Data records

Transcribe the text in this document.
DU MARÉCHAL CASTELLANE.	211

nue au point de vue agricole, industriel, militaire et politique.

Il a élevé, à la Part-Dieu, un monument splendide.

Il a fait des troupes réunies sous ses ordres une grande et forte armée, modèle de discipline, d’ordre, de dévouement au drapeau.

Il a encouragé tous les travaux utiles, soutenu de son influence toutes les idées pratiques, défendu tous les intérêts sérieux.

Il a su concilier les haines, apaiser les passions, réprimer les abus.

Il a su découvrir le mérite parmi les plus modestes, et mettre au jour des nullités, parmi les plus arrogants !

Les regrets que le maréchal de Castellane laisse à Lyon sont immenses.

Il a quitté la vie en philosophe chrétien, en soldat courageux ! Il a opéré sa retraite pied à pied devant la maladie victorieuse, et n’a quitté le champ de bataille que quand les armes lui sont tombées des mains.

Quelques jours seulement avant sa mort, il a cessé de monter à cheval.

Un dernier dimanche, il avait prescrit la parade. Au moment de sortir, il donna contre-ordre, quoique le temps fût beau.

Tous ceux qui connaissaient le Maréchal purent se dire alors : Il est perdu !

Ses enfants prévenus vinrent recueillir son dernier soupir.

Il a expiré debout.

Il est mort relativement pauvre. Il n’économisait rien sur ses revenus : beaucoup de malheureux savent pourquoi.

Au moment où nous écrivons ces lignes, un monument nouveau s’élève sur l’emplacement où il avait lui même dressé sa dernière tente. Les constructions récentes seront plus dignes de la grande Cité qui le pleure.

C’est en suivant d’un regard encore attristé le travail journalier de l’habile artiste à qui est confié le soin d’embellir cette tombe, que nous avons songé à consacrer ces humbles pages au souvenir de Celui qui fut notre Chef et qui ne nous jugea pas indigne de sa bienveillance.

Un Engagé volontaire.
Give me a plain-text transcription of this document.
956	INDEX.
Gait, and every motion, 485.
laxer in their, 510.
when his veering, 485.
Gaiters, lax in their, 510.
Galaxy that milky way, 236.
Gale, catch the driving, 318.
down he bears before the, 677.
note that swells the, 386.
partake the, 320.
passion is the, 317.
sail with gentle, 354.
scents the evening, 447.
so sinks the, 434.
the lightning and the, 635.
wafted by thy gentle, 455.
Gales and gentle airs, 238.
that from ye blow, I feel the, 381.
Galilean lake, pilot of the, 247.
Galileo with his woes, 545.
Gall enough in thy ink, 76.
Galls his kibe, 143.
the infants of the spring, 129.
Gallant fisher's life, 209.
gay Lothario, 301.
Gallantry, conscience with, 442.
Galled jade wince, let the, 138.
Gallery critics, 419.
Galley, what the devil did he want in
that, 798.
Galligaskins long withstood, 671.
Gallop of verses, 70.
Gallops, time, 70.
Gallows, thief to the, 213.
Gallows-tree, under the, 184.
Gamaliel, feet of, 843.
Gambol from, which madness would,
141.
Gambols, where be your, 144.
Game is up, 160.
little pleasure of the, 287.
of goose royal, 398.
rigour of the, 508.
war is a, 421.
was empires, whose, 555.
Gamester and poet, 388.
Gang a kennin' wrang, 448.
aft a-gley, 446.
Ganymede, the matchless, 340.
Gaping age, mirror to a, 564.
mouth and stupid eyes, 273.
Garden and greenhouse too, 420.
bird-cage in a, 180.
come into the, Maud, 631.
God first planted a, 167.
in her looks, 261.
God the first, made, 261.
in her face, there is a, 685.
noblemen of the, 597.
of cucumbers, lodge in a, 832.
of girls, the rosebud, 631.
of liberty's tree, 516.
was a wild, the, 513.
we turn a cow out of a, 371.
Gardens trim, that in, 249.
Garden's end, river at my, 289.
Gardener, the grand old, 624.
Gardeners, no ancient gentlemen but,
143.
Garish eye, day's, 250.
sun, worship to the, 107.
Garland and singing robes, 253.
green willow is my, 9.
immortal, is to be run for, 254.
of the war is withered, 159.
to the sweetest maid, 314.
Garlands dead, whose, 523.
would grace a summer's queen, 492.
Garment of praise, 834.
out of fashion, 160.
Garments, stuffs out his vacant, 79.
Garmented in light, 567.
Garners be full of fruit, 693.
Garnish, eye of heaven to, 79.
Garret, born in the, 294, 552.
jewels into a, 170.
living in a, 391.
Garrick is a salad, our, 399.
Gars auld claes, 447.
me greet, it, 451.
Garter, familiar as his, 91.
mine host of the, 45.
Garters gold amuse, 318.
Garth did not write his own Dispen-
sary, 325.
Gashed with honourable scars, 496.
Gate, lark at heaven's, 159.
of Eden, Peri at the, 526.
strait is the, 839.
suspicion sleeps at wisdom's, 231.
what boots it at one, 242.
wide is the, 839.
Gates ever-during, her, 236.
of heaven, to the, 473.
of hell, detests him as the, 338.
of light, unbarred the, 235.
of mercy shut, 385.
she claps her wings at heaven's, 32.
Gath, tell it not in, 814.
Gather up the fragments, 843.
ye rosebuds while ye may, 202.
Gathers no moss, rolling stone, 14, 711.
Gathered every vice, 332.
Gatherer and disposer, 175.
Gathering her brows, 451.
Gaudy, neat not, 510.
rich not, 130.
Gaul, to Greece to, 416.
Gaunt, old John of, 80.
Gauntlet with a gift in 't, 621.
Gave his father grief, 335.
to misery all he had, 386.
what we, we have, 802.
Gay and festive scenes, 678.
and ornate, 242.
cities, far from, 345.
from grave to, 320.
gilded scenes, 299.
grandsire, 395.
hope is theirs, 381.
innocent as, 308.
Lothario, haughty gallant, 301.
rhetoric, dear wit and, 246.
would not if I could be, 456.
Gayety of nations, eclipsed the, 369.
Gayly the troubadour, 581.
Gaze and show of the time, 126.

• _Prompt_
Reproduce all of the material above word for word.

• _Exercise response_
Transcribe the text in this document.
DU MARÉCHAL CASTELLANE.	211

nue au point de vue agricole, industriel, militaire et politique.

Il a élevé, à la Part-Dieu, un monument splendide.

Il a fait des troupes réunies sous ses ordres une grande et forte armée, modèle de discipline, d’ordre, de dévouement au drapeau.

Il a encouragé tous les travaux utiles, soutenu de son influence toutes les idées pratiques, défendu tous les intérêts sérieux.

Il a su concilier les haines, apaiser les passions, réprimer les abus.

Il a su découvrir le mérite parmi les plus modestes, et mettre au jour des nullités, parmi les plus arrogants !

Les regrets que le maréchal de Castellane laisse à Lyon sont immenses.

Il a quitté la vie en philosophe chrétien, en soldat courageux ! Il a opéré sa retraite pied à pied devant la maladie victorieuse, et n’a quitté le champ de bataille que quand les armes lui sont tombées des mains.

Quelques jours seulement avant sa mort, il a cessé de monter à cheval.

Un dernier dimanche, il avait prescrit la parade. Au moment de sortir, il donna contre-ordre, quoique le temps fût beau.

Tous ceux qui connaissaient le Maréchal purent se dire alors : Il est perdu !

Ses enfants prévenus vinrent recueillir son dernier soupir.

Il a expiré debout.

Il est mort relativement pauvre. Il n’économisait rien sur ses revenus : beaucoup de malheureux savent pourquoi.

Au moment où nous écrivons ces lignes, un monument nouveau s’élève sur l’emplacement où il avait lui même dressé sa dernière tente. Les constructions récentes seront plus dignes de la grande Cité qui le pleure.

C’est en suivant d’un regard encore attristé le travail journalier de l’habile artiste à qui est confié le soin d’embellir cette tombe, que nous avons songé à consacrer ces humbles pages au souvenir de Celui qui fut notre Chef et qui ne nous jugea pas indigne de sa bienveillance.

Un Engagé volontaire.
Give me a plain-text transcription of this document.
956	INDEX.
Gait, and every motion, 485.
laxer in their, 510.
when his veering, 485.
Gaiters, lax in their, 510.
Galaxy that milky way, 236.
Gale, catch the driving, 318.
down he bears before the, 677.
note that swells the, 386.
partake the, 320.
passion is the, 317.
sail with gentle, 354.
scents the evening, 447.
so sinks the, 434.
the lightning and the, 635.
wafted by thy gentle, 455.
Gales and gentle airs, 238.
that from ye blow, I feel the, 381.
Galilean lake, pilot of the, 247.
Galileo with his woes, 545.
Gall enough in thy ink, 76.
Galls his kibe, 143.
the infants of the spring, 129.
Gallant fisher's life, 209.
gay Lothario, 301.
Gallantry, conscience with, 442.
Galled jade wince, let the, 138.
Gallery critics, 419.
Galley, what the devil did he want in
that, 798.
Galligaskins long withstood, 671.
Gallop of verses, 70.
Gallops, time, 70.
Gallows, thief to the, 213.
Gallows-tree, under the, 184.
Gamaliel, feet of, 843.
Gambol from, which madness would,
141.
Gambols, where be your, 144.
Game is up, 160.
little pleasure of the, 287.
of goose royal, 398.
rigour of the, 508.
war is a, 421.
was empires, whose, 555.
Gamester and poet, 388.
Gang a kennin' wrang, 448.
aft a-gley, 446.
Ganymede, the matchless, 340.
Gaping age, mirror to a, 564.
mouth and stupid eyes, 273.
Garden and greenhouse too, 420.
bird-cage in a, 180.
come into the, Maud, 631.
God first planted a, 167.
in her looks, 261.
God the first, made, 261.
in her face, there is a, 685.
noblemen of the, 597.
of cucumbers, lodge in a, 832.
of girls, the rosebud, 631.
of liberty's tree, 516.
was a wild, the, 513.
we turn a cow out of a, 371.
Gardens trim, that in, 249.
Garden's end, river at my, 289.
Gardener, the grand old, 624.
Gardeners, no ancient gentlemen but,
143.
Garish eye, day's, 250.
sun, worship to the, 107.
Garland and singing robes, 253.
green willow is my, 9.
immortal, is to be run for, 254.
of the war is withered, 159.
to the sweetest maid, 314.
Garlands dead, whose, 523.
would grace a summer's queen, 492.
Garment of praise, 834.
out of fashion, 160.
Garments, stuffs out his vacant, 79.
Garmented in light, 567.
Garners be full of fruit, 693.
Garnish, eye of heaven to, 79.
Garret, born in the, 294, 552.
jewels into a, 170.
living in a, 391.
Garrick is a salad, our, 399.
Gars auld claes, 447.
me greet, it, 451.
Garter, familiar as his, 91.
mine host of the, 45.
Garters gold amuse, 318.
Garth did not write his own Dispen-
sary, 325.
Gashed with honourable scars, 496.
Gate, lark at heaven's, 159.
of Eden, Peri at the, 526.
strait is the, 839.
suspicion sleeps at wisdom's, 231.
what boots it at one, 242.
wide is the, 839.
Gates ever-during, her, 236.
of heaven, to the, 473.
of hell, detests him as the, 338.
of light, unbarred the, 235.
of mercy shut, 385.
she claps her wings at heaven's, 32.
Gath, tell it not in, 814.
Gather up the fragments, 843.
ye rosebuds while ye may, 202.
Gathers no moss, rolling stone, 14, 711.
Gathered every vice, 332.
Gatherer and disposer, 175.
Gathering her brows, 451.
Gaudy, neat not, 510.
rich not, 130.
Gaul, to Greece to, 416.
Gaunt, old John of, 80.
Gauntlet with a gift in 't, 621.
Gave his father grief, 335.
to misery all he had, 386.
what we, we have, 802.
Gay and festive scenes, 678.
and ornate, 242.
cities, far from, 345.
from grave to, 320.
gilded scenes, 299.
grandsire, 395.
hope is theirs, 381.
innocent as, 308.
Lothario, haughty gallant, 301.
rhetoric, dear wit and, 246.
would not if I could be, 456.
Gayety of nations, eclipsed the, 369.
Gayly the troubadour, 581.
Gaze and show of the time, 126.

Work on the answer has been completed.